** BEGIN Data to process **
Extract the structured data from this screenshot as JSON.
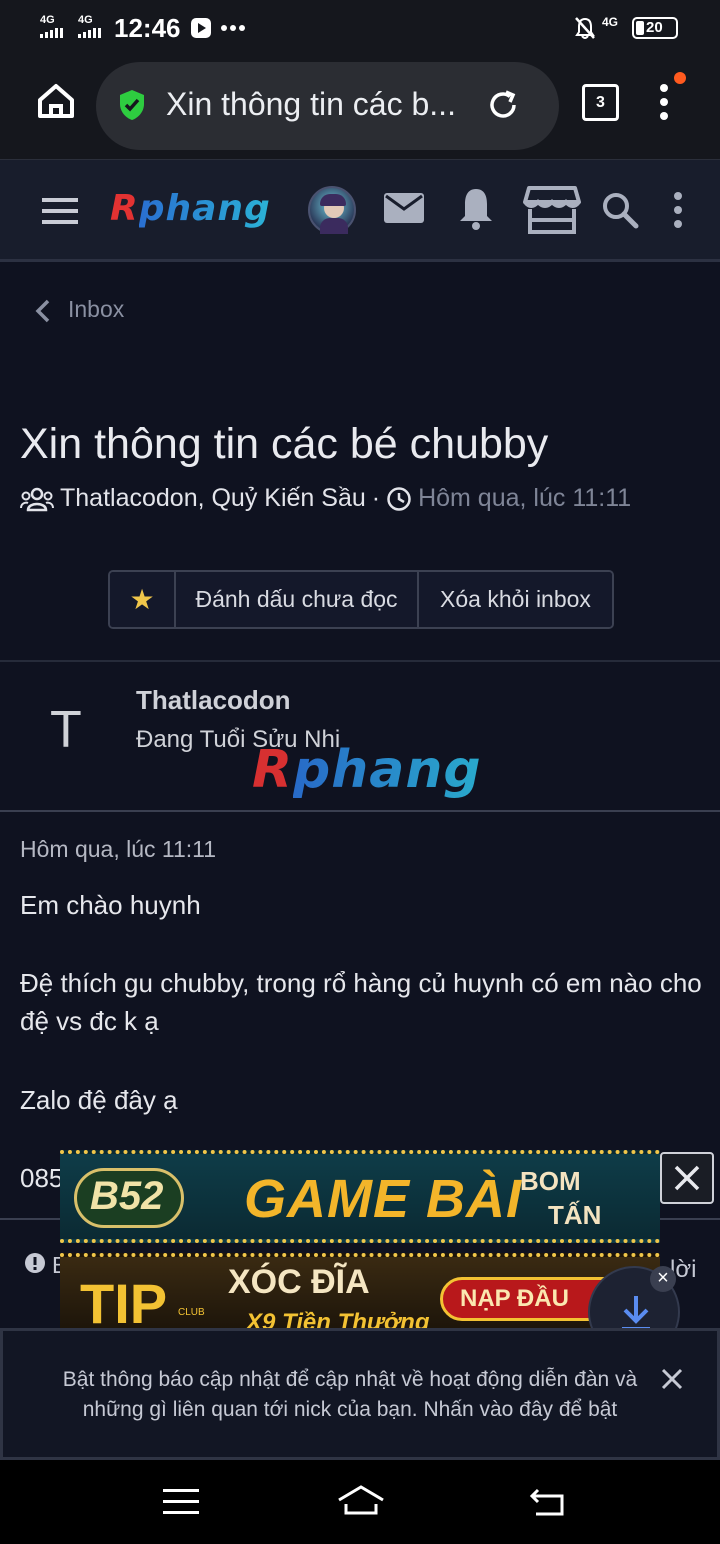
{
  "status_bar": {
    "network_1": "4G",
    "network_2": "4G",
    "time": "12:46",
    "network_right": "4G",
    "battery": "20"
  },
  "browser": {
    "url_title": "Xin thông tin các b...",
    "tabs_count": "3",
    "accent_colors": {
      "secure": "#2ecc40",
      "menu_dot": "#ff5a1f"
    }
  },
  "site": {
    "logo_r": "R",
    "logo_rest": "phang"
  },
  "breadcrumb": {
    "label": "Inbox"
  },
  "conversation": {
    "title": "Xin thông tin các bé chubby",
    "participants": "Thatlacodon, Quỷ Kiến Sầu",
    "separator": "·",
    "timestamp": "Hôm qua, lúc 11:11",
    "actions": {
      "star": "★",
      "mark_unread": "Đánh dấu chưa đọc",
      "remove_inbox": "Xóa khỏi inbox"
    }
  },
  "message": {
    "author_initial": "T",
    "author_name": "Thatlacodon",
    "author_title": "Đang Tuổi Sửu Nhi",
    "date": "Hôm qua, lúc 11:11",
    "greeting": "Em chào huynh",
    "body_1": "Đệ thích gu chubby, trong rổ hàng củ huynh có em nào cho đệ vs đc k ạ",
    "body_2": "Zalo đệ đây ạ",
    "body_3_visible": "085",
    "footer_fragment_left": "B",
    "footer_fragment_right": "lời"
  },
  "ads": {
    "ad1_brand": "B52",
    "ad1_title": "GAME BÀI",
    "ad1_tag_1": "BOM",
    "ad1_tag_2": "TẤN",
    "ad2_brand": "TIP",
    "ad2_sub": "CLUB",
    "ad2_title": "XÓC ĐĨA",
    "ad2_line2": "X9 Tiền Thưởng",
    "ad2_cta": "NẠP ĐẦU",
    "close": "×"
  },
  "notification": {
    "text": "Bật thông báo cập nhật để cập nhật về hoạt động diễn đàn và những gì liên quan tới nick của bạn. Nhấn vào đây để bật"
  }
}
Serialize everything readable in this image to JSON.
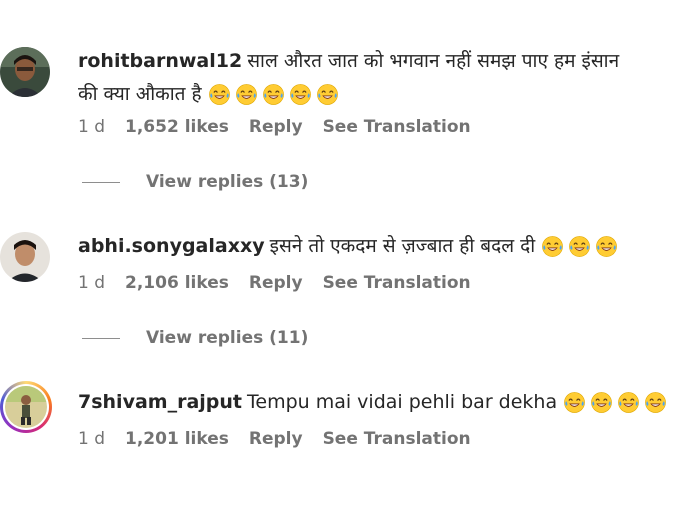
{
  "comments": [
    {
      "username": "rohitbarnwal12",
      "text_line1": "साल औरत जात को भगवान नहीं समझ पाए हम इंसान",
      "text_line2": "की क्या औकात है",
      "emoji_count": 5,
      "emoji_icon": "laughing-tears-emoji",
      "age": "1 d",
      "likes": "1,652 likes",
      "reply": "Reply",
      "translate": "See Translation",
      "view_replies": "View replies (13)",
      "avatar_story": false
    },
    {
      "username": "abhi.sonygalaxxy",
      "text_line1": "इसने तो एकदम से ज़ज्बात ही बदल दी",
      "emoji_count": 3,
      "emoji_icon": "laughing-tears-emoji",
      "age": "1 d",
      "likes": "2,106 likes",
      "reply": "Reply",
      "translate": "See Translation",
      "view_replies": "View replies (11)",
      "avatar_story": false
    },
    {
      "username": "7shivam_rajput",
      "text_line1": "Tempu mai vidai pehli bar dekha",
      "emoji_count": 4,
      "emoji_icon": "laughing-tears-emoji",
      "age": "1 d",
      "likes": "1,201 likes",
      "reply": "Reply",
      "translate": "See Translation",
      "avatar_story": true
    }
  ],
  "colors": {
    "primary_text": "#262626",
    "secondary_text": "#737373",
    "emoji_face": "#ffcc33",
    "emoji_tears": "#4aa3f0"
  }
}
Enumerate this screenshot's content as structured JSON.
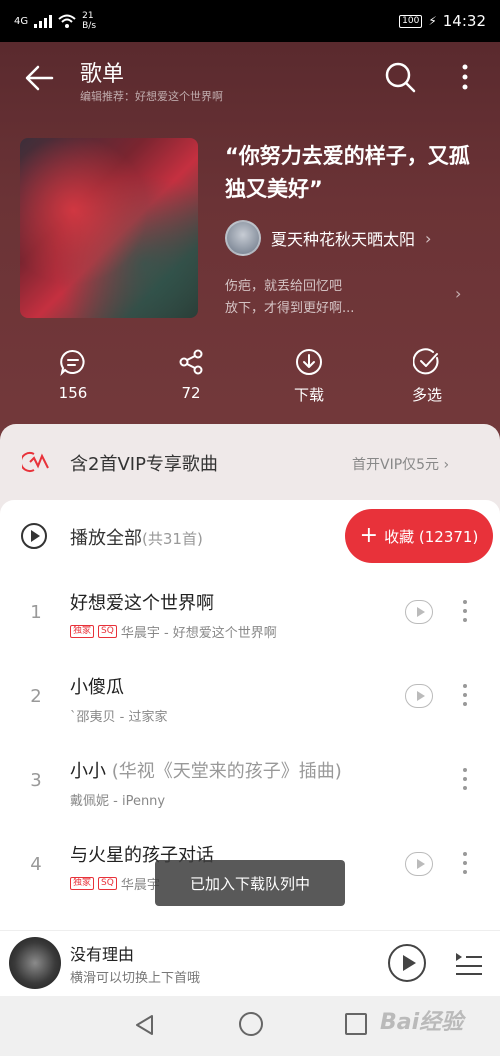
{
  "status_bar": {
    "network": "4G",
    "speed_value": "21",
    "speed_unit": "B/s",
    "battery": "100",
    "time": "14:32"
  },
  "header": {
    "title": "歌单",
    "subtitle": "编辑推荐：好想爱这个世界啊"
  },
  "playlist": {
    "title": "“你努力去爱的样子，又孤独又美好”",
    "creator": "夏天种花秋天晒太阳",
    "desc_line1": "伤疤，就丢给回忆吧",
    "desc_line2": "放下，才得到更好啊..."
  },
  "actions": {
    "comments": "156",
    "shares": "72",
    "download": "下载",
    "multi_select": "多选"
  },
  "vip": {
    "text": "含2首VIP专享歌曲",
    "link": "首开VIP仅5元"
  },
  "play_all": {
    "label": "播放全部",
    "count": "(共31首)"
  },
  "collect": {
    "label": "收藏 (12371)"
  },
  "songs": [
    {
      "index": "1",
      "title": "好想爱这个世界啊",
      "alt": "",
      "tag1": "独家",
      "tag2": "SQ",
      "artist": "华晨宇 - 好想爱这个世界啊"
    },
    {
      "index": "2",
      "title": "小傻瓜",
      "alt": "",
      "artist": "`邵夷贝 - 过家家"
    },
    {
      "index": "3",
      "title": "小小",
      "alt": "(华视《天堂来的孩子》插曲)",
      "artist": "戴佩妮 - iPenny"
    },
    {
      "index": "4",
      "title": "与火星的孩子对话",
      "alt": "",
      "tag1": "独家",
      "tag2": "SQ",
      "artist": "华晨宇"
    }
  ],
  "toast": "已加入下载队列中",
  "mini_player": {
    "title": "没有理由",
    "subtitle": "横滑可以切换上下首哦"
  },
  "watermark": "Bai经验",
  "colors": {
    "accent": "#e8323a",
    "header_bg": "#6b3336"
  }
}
** END Data to process **
Exactly as written, return every line of the listing, but not the pictures.

Extract the structured data from this screenshot as JSON.
{
  "status_bar": {
    "network_1": "4G",
    "network_2": "4G",
    "time": "12:46",
    "network_right": "4G",
    "battery": "20"
  },
  "browser": {
    "url_title": "Xin thông tin các b...",
    "tabs_count": "3",
    "accent_colors": {
      "secure": "#2ecc40",
      "menu_dot": "#ff5a1f"
    }
  },
  "site": {
    "logo_r": "R",
    "logo_rest": "phang"
  },
  "breadcrumb": {
    "label": "Inbox"
  },
  "conversation": {
    "title": "Xin thông tin các bé chubby",
    "participants": "Thatlacodon, Quỷ Kiến Sầu",
    "separator": "·",
    "timestamp": "Hôm qua, lúc 11:11",
    "actions": {
      "star": "★",
      "mark_unread": "Đánh dấu chưa đọc",
      "remove_inbox": "Xóa khỏi inbox"
    }
  },
  "message": {
    "author_initial": "T",
    "author_name": "Thatlacodon",
    "author_title": "Đang Tuổi Sửu Nhi",
    "date": "Hôm qua, lúc 11:11",
    "greeting": "Em chào huynh",
    "body_1": "Đệ thích gu chubby, trong rổ hàng củ huynh có em nào cho đệ vs đc k ạ",
    "body_2": "Zalo đệ đây ạ",
    "body_3_visible": "085",
    "footer_fragment_left": "B",
    "footer_fragment_right": "lời"
  },
  "ads": {
    "ad1_brand": "B52",
    "ad1_title": "GAME BÀI",
    "ad1_tag_1": "BOM",
    "ad1_tag_2": "TẤN",
    "ad2_brand": "TIP",
    "ad2_sub": "CLUB",
    "ad2_title": "XÓC ĐĨA",
    "ad2_line2": "X9 Tiền Thưởng",
    "ad2_cta": "NẠP ĐẦU",
    "close": "×"
  },
  "notification": {
    "text": "Bật thông báo cập nhật để cập nhật về hoạt động diễn đàn và những gì liên quan tới nick của bạn. Nhấn vào đây để bật"
  }
}
Serialize everything readable in this image to JSON.
{
  "comments": [
    {
      "username": "rohitbarnwal12",
      "text_line1": "साल औरत जात को भगवान नहीं समझ पाए हम इंसान",
      "text_line2": "की क्या औकात है",
      "emoji_count": 5,
      "emoji_icon": "laughing-tears-emoji",
      "age": "1 d",
      "likes": "1,652 likes",
      "reply": "Reply",
      "translate": "See Translation",
      "view_replies": "View replies (13)",
      "avatar_story": false
    },
    {
      "username": "abhi.sonygalaxxy",
      "text_line1": "इसने तो एकदम से ज़ज्बात ही बदल दी",
      "emoji_count": 3,
      "emoji_icon": "laughing-tears-emoji",
      "age": "1 d",
      "likes": "2,106 likes",
      "reply": "Reply",
      "translate": "See Translation",
      "view_replies": "View replies (11)",
      "avatar_story": false
    },
    {
      "username": "7shivam_rajput",
      "text_line1": "Tempu mai vidai pehli bar dekha",
      "emoji_count": 4,
      "emoji_icon": "laughing-tears-emoji",
      "age": "1 d",
      "likes": "1,201 likes",
      "reply": "Reply",
      "translate": "See Translation",
      "avatar_story": true
    }
  ],
  "colors": {
    "primary_text": "#262626",
    "secondary_text": "#737373",
    "emoji_face": "#ffcc33",
    "emoji_tears": "#4aa3f0"
  }
}
Enumerate this screenshot's content as structured JSON.
{
  "status_bar": {
    "network": "4G",
    "speed_value": "21",
    "speed_unit": "B/s",
    "battery": "100",
    "time": "14:32"
  },
  "header": {
    "title": "歌单",
    "subtitle": "编辑推荐：好想爱这个世界啊"
  },
  "playlist": {
    "title": "“你努力去爱的样子，又孤独又美好”",
    "creator": "夏天种花秋天晒太阳",
    "desc_line1": "伤疤，就丢给回忆吧",
    "desc_line2": "放下，才得到更好啊..."
  },
  "actions": {
    "comments": "156",
    "shares": "72",
    "download": "下载",
    "multi_select": "多选"
  },
  "vip": {
    "text": "含2首VIP专享歌曲",
    "link": "首开VIP仅5元"
  },
  "play_all": {
    "label": "播放全部",
    "count": "(共31首)"
  },
  "collect": {
    "label": "收藏 (12371)"
  },
  "songs": [
    {
      "index": "1",
      "title": "好想爱这个世界啊",
      "alt": "",
      "tag1": "独家",
      "tag2": "SQ",
      "artist": "华晨宇 - 好想爱这个世界啊"
    },
    {
      "index": "2",
      "title": "小傻瓜",
      "alt": "",
      "artist": "`邵夷贝 - 过家家"
    },
    {
      "index": "3",
      "title": "小小",
      "alt": "(华视《天堂来的孩子》插曲)",
      "artist": "戴佩妮 - iPenny"
    },
    {
      "index": "4",
      "title": "与火星的孩子对话",
      "alt": "",
      "tag1": "独家",
      "tag2": "SQ",
      "artist": "华晨宇"
    }
  ],
  "toast": "已加入下载队列中",
  "mini_player": {
    "title": "没有理由",
    "subtitle": "横滑可以切换上下首哦"
  },
  "watermark": "Bai经验",
  "colors": {
    "accent": "#e8323a",
    "header_bg": "#6b3336"
  }
}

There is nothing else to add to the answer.